## Given exercise
Pick out and copy every line below that has the word "Factor".

## Working data
* * *
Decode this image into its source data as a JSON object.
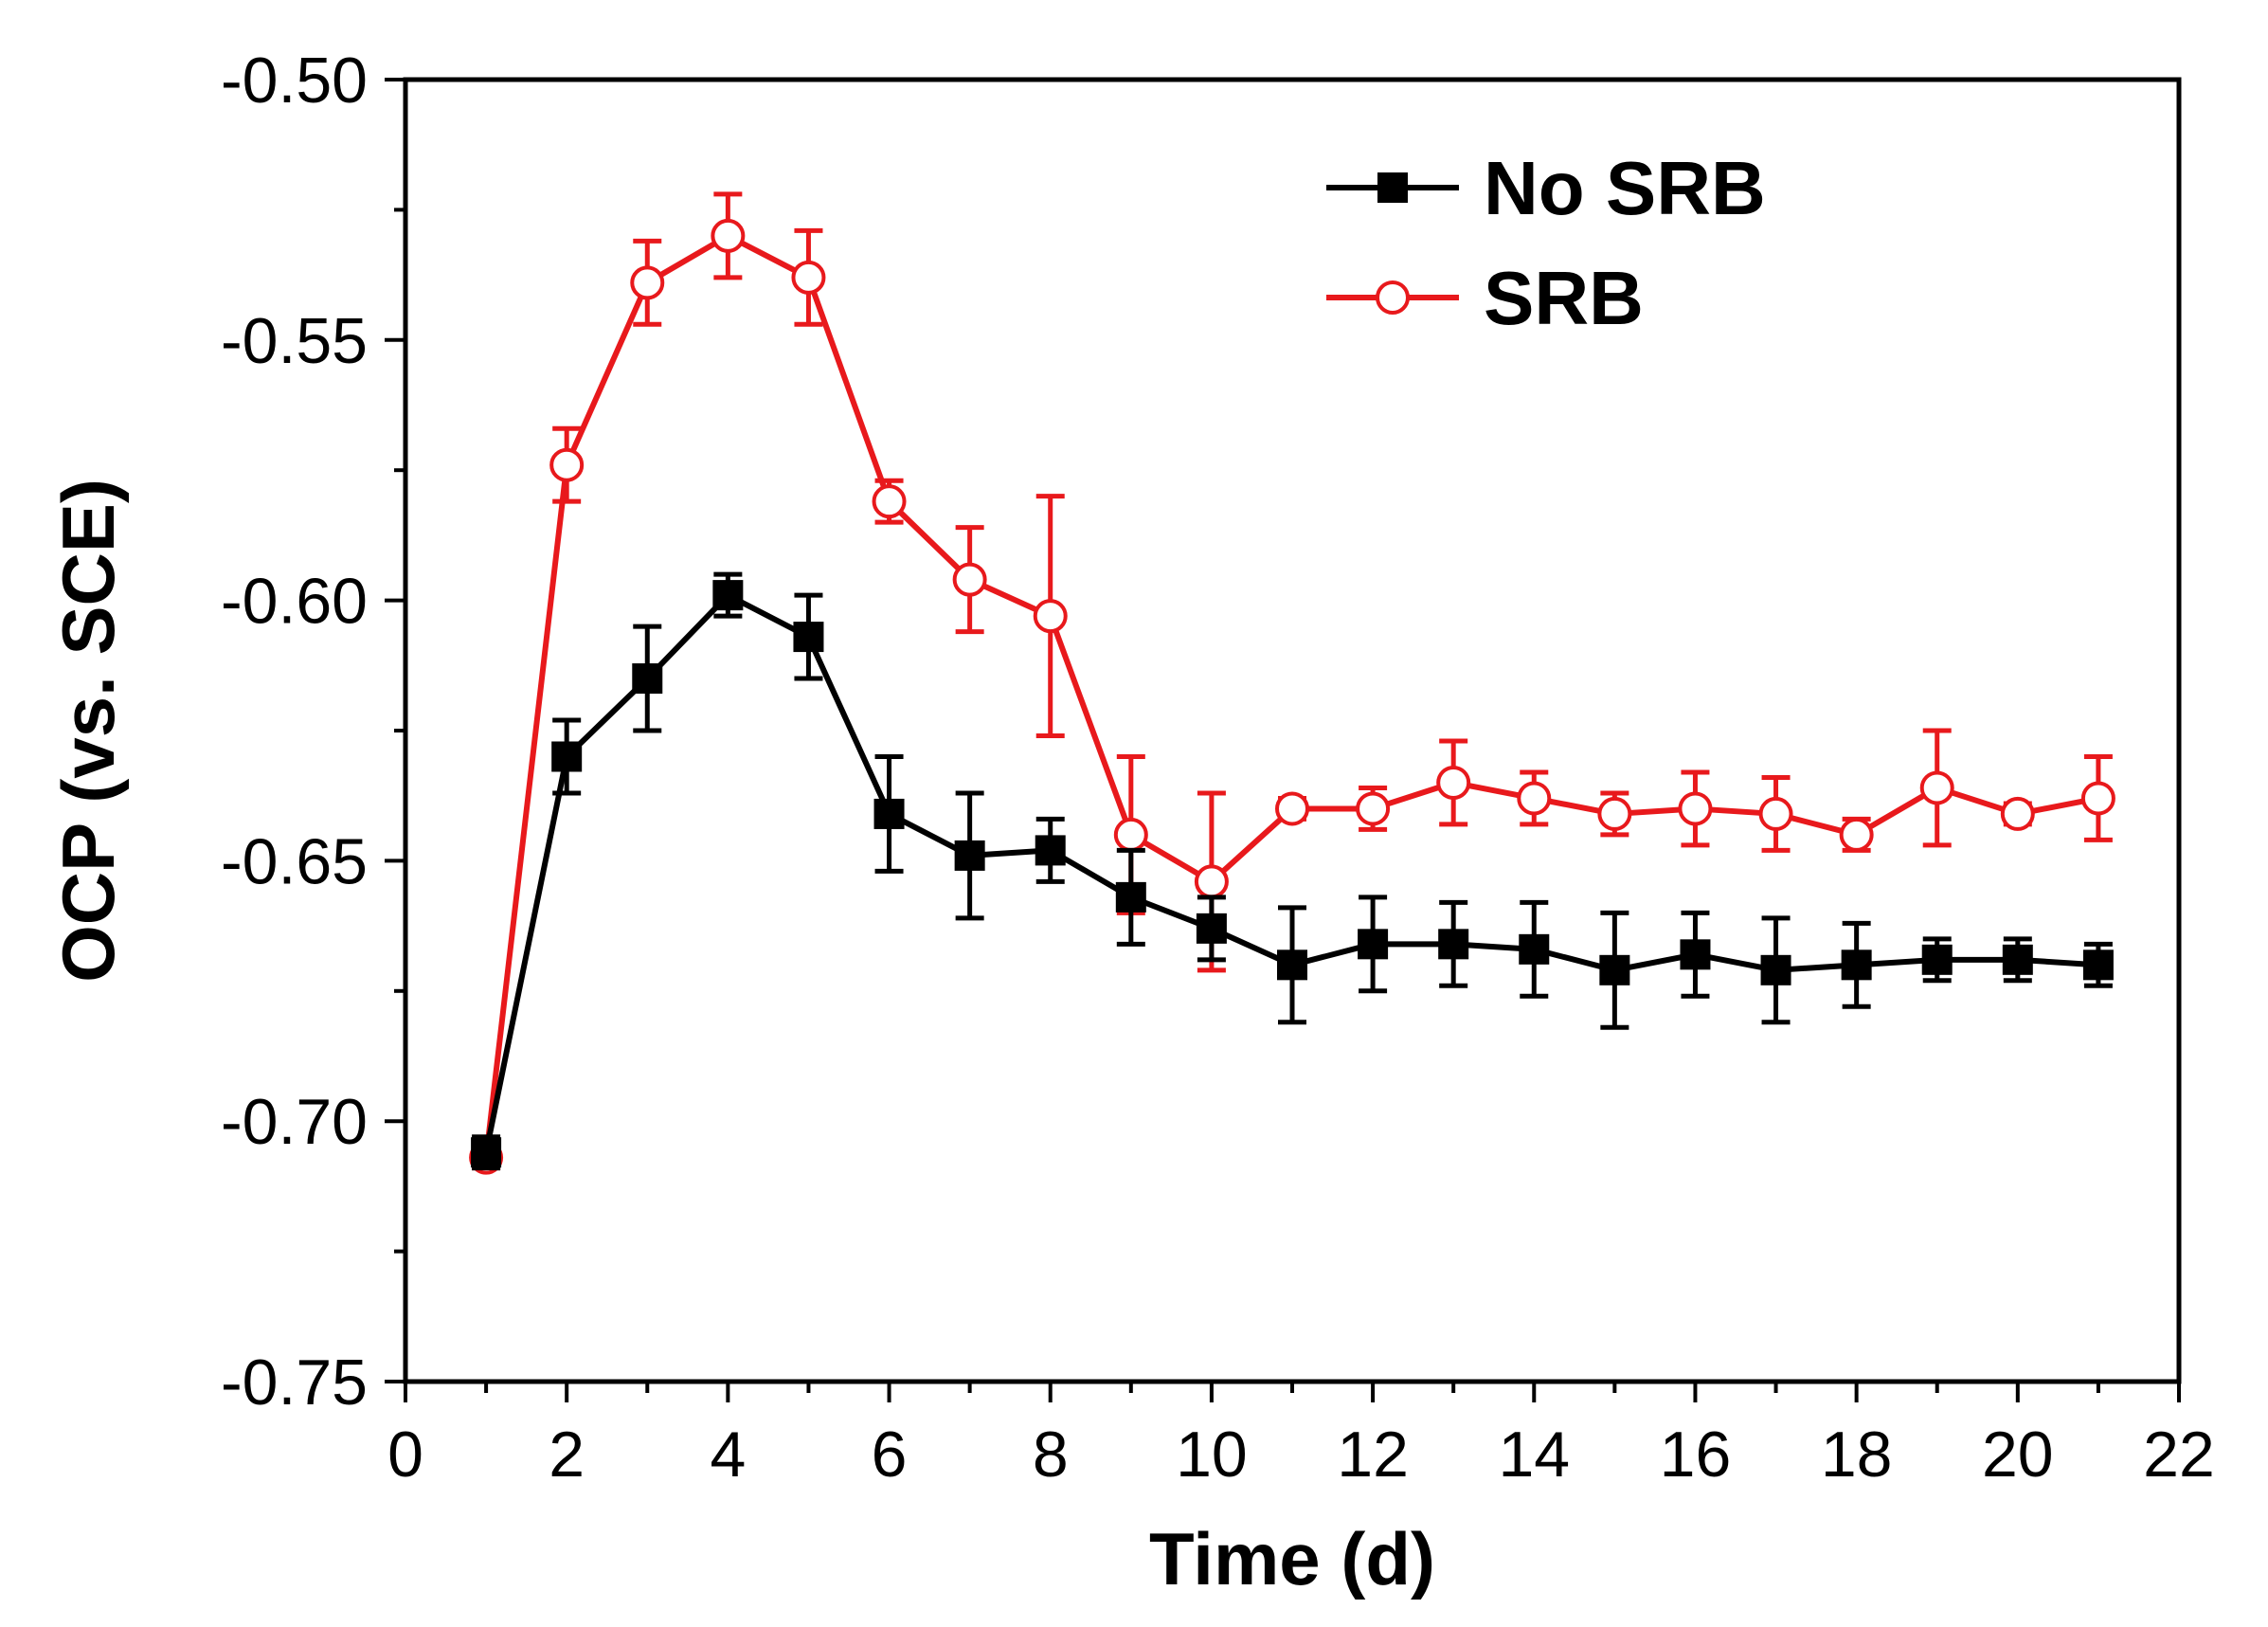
{
  "chart_data": {
    "type": "line",
    "title": "",
    "xlabel": "Time (d)",
    "ylabel": "OCP (vs. SCE)",
    "xlim": [
      0,
      22
    ],
    "ylim": [
      -0.75,
      -0.5
    ],
    "xticks": [
      0,
      2,
      4,
      6,
      8,
      10,
      12,
      14,
      16,
      18,
      20,
      22
    ],
    "xtick_labels": [
      "0",
      "2",
      "4",
      "6",
      "8",
      "10",
      "12",
      "14",
      "16",
      "18",
      "20",
      "22"
    ],
    "yticks": [
      -0.75,
      -0.7,
      -0.65,
      -0.6,
      -0.55,
      -0.5
    ],
    "ytick_labels": [
      "-0.75",
      "-0.70",
      "-0.65",
      "-0.60",
      "-0.55",
      "-0.50"
    ],
    "grid": false,
    "legend_position": "top-right",
    "x": [
      1,
      2,
      3,
      4,
      5,
      6,
      7,
      8,
      9,
      10,
      11,
      12,
      13,
      14,
      15,
      16,
      17,
      18,
      19,
      20,
      21
    ],
    "series": [
      {
        "name": "No SRB",
        "color": "#000000",
        "marker": "filled-square",
        "values": [
          -0.706,
          -0.63,
          -0.615,
          -0.599,
          -0.607,
          -0.641,
          -0.649,
          -0.648,
          -0.657,
          -0.663,
          -0.67,
          -0.666,
          -0.666,
          -0.667,
          -0.671,
          -0.668,
          -0.671,
          -0.67,
          -0.669,
          -0.669,
          -0.67
        ],
        "errors": [
          0.003,
          0.007,
          0.01,
          0.004,
          0.008,
          0.011,
          0.012,
          0.006,
          0.009,
          0.006,
          0.011,
          0.009,
          0.008,
          0.009,
          0.011,
          0.008,
          0.01,
          0.008,
          0.004,
          0.004,
          0.004
        ]
      },
      {
        "name": "SRB",
        "color": "#e8191c",
        "marker": "open-circle",
        "values": [
          -0.707,
          -0.574,
          -0.539,
          -0.53,
          -0.538,
          -0.581,
          -0.596,
          -0.603,
          -0.645,
          -0.654,
          -0.64,
          -0.64,
          -0.635,
          -0.638,
          -0.641,
          -0.64,
          -0.641,
          -0.645,
          -0.636,
          -0.641,
          -0.638
        ],
        "errors": [
          0.002,
          0.007,
          0.008,
          0.008,
          0.009,
          0.004,
          0.01,
          0.023,
          0.015,
          0.017,
          0.002,
          0.004,
          0.008,
          0.005,
          0.004,
          0.007,
          0.007,
          0.003,
          0.011,
          0.002,
          0.008
        ]
      }
    ]
  }
}
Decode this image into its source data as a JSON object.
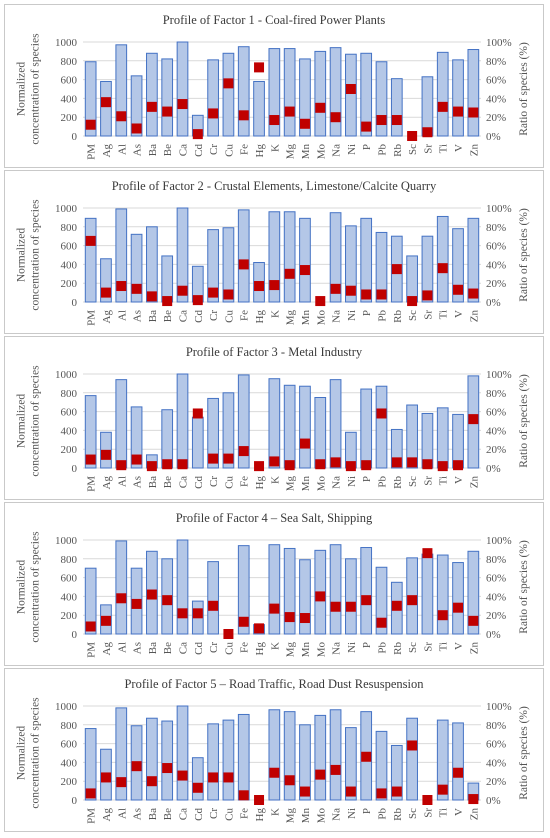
{
  "chart_data": [
    {
      "type": "bar",
      "title": "Profile of Factor 1 - Coal-fired Power Plants",
      "ylabel": "Normalized concentration of species",
      "y2label": "Ratio of species (%)",
      "ylim": [
        0,
        1000
      ],
      "y2lim": [
        0,
        100
      ],
      "yticks": [
        "0",
        "200",
        "400",
        "600",
        "800",
        "1000"
      ],
      "y2ticks": [
        "0%",
        "20%",
        "40%",
        "60%",
        "80%",
        "100%"
      ],
      "categories": [
        "PM",
        "Ag",
        "Al",
        "As",
        "Ba",
        "Be",
        "Ca",
        "Cd",
        "Cr",
        "Cu",
        "Fe",
        "Hg",
        "K",
        "Mg",
        "Mn",
        "Mo",
        "Na",
        "Ni",
        "P",
        "Pb",
        "Rb",
        "Sc",
        "Sr",
        "Ti",
        "V",
        "Zn"
      ],
      "series": [
        {
          "values": [
            790,
            580,
            970,
            640,
            880,
            820,
            1000,
            220,
            810,
            880,
            950,
            580,
            930,
            930,
            820,
            900,
            940,
            870,
            880,
            790,
            610,
            0,
            630,
            890,
            810,
            920
          ]
        },
        {
          "values": [
            12,
            36,
            21,
            8,
            31,
            26,
            34,
            2,
            24,
            56,
            22,
            73,
            17,
            26,
            13,
            30,
            20,
            50,
            10,
            17,
            17,
            0,
            4,
            31,
            26,
            25
          ]
        }
      ],
      "series_types": [
        "bar",
        "marker"
      ],
      "series_axes": [
        "left",
        "right"
      ],
      "colors": {
        "bar_fill": "#b4c7e7",
        "bar_edge": "#4472c4",
        "marker": "#c00000"
      },
      "grid": true
    },
    {
      "type": "bar",
      "title": "Profile of Factor 2 - Crustal Elements, Limestone/Calcite Quarry",
      "ylabel": "Normalized concentration of species",
      "y2label": "Ratio of species (%)",
      "ylim": [
        0,
        1000
      ],
      "y2lim": [
        0,
        100
      ],
      "yticks": [
        "0",
        "200",
        "400",
        "600",
        "800",
        "1000"
      ],
      "y2ticks": [
        "0%",
        "20%",
        "40%",
        "60%",
        "80%",
        "100%"
      ],
      "categories": [
        "PM",
        "Ag",
        "Al",
        "As",
        "Ba",
        "Be",
        "Ca",
        "Cd",
        "Cr",
        "Cu",
        "Fe",
        "Hg",
        "K",
        "Mg",
        "Mn",
        "Mo",
        "Na",
        "Ni",
        "P",
        "Pb",
        "Rb",
        "Sc",
        "Sr",
        "Ti",
        "V",
        "Zn"
      ],
      "series": [
        {
          "values": [
            890,
            460,
            990,
            720,
            800,
            490,
            1000,
            380,
            770,
            790,
            980,
            420,
            960,
            960,
            890,
            0,
            950,
            810,
            890,
            740,
            700,
            490,
            700,
            910,
            780,
            890
          ]
        },
        {
          "values": [
            65,
            10,
            17,
            14,
            6,
            1,
            12,
            2,
            10,
            8,
            40,
            17,
            18,
            30,
            34,
            1,
            14,
            12,
            8,
            8,
            35,
            1,
            7,
            36,
            13,
            9
          ]
        }
      ],
      "series_types": [
        "bar",
        "marker"
      ],
      "series_axes": [
        "left",
        "right"
      ],
      "colors": {
        "bar_fill": "#b4c7e7",
        "bar_edge": "#4472c4",
        "marker": "#c00000"
      },
      "grid": true
    },
    {
      "type": "bar",
      "title": "Profile of Factor 3 - Metal Industry",
      "ylabel": "Normalized concentration of species",
      "y2label": "Ratio of species (%)",
      "ylim": [
        0,
        1000
      ],
      "y2lim": [
        0,
        100
      ],
      "yticks": [
        "0",
        "200",
        "400",
        "600",
        "800",
        "1000"
      ],
      "y2ticks": [
        "0%",
        "20%",
        "40%",
        "60%",
        "80%",
        "100%"
      ],
      "categories": [
        "PM",
        "Ag",
        "Al",
        "As",
        "Ba",
        "Be",
        "Ca",
        "Cd",
        "Cr",
        "Cu",
        "Fe",
        "Hg",
        "K",
        "Mg",
        "Mn",
        "Mo",
        "Na",
        "Ni",
        "P",
        "Pb",
        "Rb",
        "Sc",
        "Sr",
        "Ti",
        "V",
        "Zn"
      ],
      "series": [
        {
          "values": [
            770,
            380,
            940,
            650,
            140,
            620,
            1000,
            540,
            740,
            800,
            990,
            0,
            950,
            880,
            870,
            750,
            940,
            380,
            840,
            870,
            410,
            670,
            580,
            640,
            570,
            980
          ]
        },
        {
          "values": [
            9,
            14,
            3,
            9,
            2,
            4,
            4,
            58,
            10,
            10,
            18,
            2,
            7,
            3,
            26,
            4,
            6,
            2,
            3,
            58,
            6,
            6,
            4,
            2,
            3,
            52
          ]
        }
      ],
      "series_types": [
        "bar",
        "marker"
      ],
      "series_axes": [
        "left",
        "right"
      ],
      "colors": {
        "bar_fill": "#b4c7e7",
        "bar_edge": "#4472c4",
        "marker": "#c00000"
      },
      "grid": true
    },
    {
      "type": "bar",
      "title": "Profile of Factor 4 – Sea Salt, Shipping",
      "ylabel": "Normalized concentration of species",
      "y2label": "Ratio of species (%)",
      "ylim": [
        0,
        1000
      ],
      "y2lim": [
        0,
        100
      ],
      "yticks": [
        "0",
        "200",
        "400",
        "600",
        "800",
        "1000"
      ],
      "y2ticks": [
        "0%",
        "20%",
        "40%",
        "60%",
        "80%",
        "100%"
      ],
      "categories": [
        "PM",
        "Ag",
        "Al",
        "As",
        "Ba",
        "Be",
        "Ca",
        "Cd",
        "Cr",
        "Cu",
        "Fe",
        "Hg",
        "K",
        "Mg",
        "Mn",
        "Mo",
        "Na",
        "Ni",
        "P",
        "Pb",
        "Rb",
        "Sc",
        "Sr",
        "Ti",
        "V",
        "Zn"
      ],
      "series": [
        {
          "values": [
            700,
            310,
            990,
            700,
            880,
            800,
            1000,
            350,
            770,
            0,
            940,
            100,
            950,
            910,
            790,
            890,
            950,
            800,
            920,
            710,
            550,
            810,
            850,
            840,
            760,
            880
          ]
        },
        {
          "values": [
            8,
            14,
            38,
            32,
            42,
            36,
            22,
            22,
            30,
            0,
            13,
            6,
            27,
            18,
            17,
            40,
            29,
            29,
            36,
            12,
            30,
            36,
            86,
            20,
            28,
            14
          ]
        }
      ],
      "series_types": [
        "bar",
        "marker"
      ],
      "series_axes": [
        "left",
        "right"
      ],
      "colors": {
        "bar_fill": "#b4c7e7",
        "bar_edge": "#4472c4",
        "marker": "#c00000"
      },
      "grid": true
    },
    {
      "type": "bar",
      "title": "Profile of Factor 5 – Road Traffic, Road Dust Resuspension",
      "ylabel": "Normalized concentration of species",
      "y2label": "Ratio of species (%)",
      "ylim": [
        0,
        1000
      ],
      "y2lim": [
        0,
        100
      ],
      "yticks": [
        "0",
        "200",
        "400",
        "600",
        "800",
        "1000"
      ],
      "y2ticks": [
        "0%",
        "20%",
        "40%",
        "60%",
        "80%",
        "100%"
      ],
      "categories": [
        "PM",
        "Ag",
        "Al",
        "As",
        "Ba",
        "Be",
        "Ca",
        "Cd",
        "Cr",
        "Cu",
        "Fe",
        "Hg",
        "K",
        "Mg",
        "Mn",
        "Mo",
        "Na",
        "Ni",
        "P",
        "Pb",
        "Rb",
        "Sc",
        "Sr",
        "Ti",
        "V",
        "Zn"
      ],
      "series": [
        {
          "values": [
            760,
            540,
            980,
            790,
            870,
            840,
            1000,
            450,
            810,
            850,
            910,
            0,
            960,
            940,
            800,
            900,
            960,
            770,
            940,
            730,
            580,
            870,
            0,
            850,
            820,
            180
          ]
        },
        {
          "values": [
            7,
            24,
            19,
            36,
            20,
            34,
            26,
            13,
            24,
            24,
            5,
            0,
            29,
            21,
            9,
            27,
            32,
            9,
            46,
            7,
            9,
            58,
            0,
            11,
            29,
            1
          ]
        }
      ],
      "series_types": [
        "bar",
        "marker"
      ],
      "series_axes": [
        "left",
        "right"
      ],
      "colors": {
        "bar_fill": "#b4c7e7",
        "bar_edge": "#4472c4",
        "marker": "#c00000"
      },
      "grid": true
    }
  ]
}
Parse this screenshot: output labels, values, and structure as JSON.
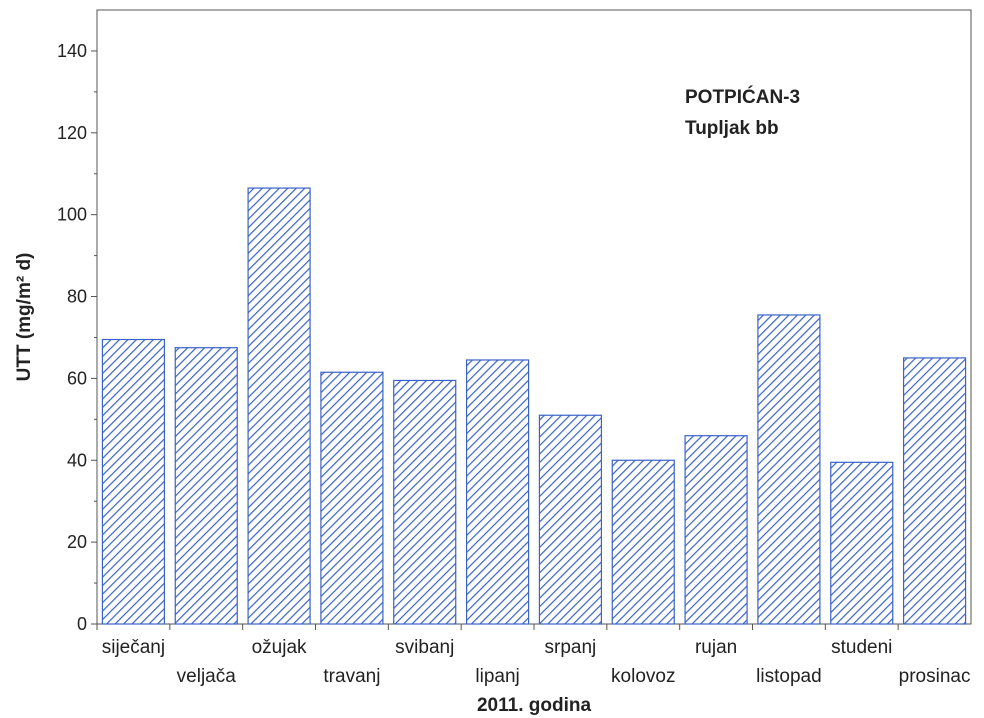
* * *
## Answer to this task
      "title": "Profile of Factor 1 - Coal-fired Power Plants",
      "title": "Profile of Factor 2 - Crustal Elements, Limestone/Calcite Quarry",
      "title": "Profile of Factor 3 - Metal Industry",
      "title": "Profile of Factor 4 – Sea Salt, Shipping",
      "title": "Profile of Factor 5 – Road Traffic, Road Dust Resuspension",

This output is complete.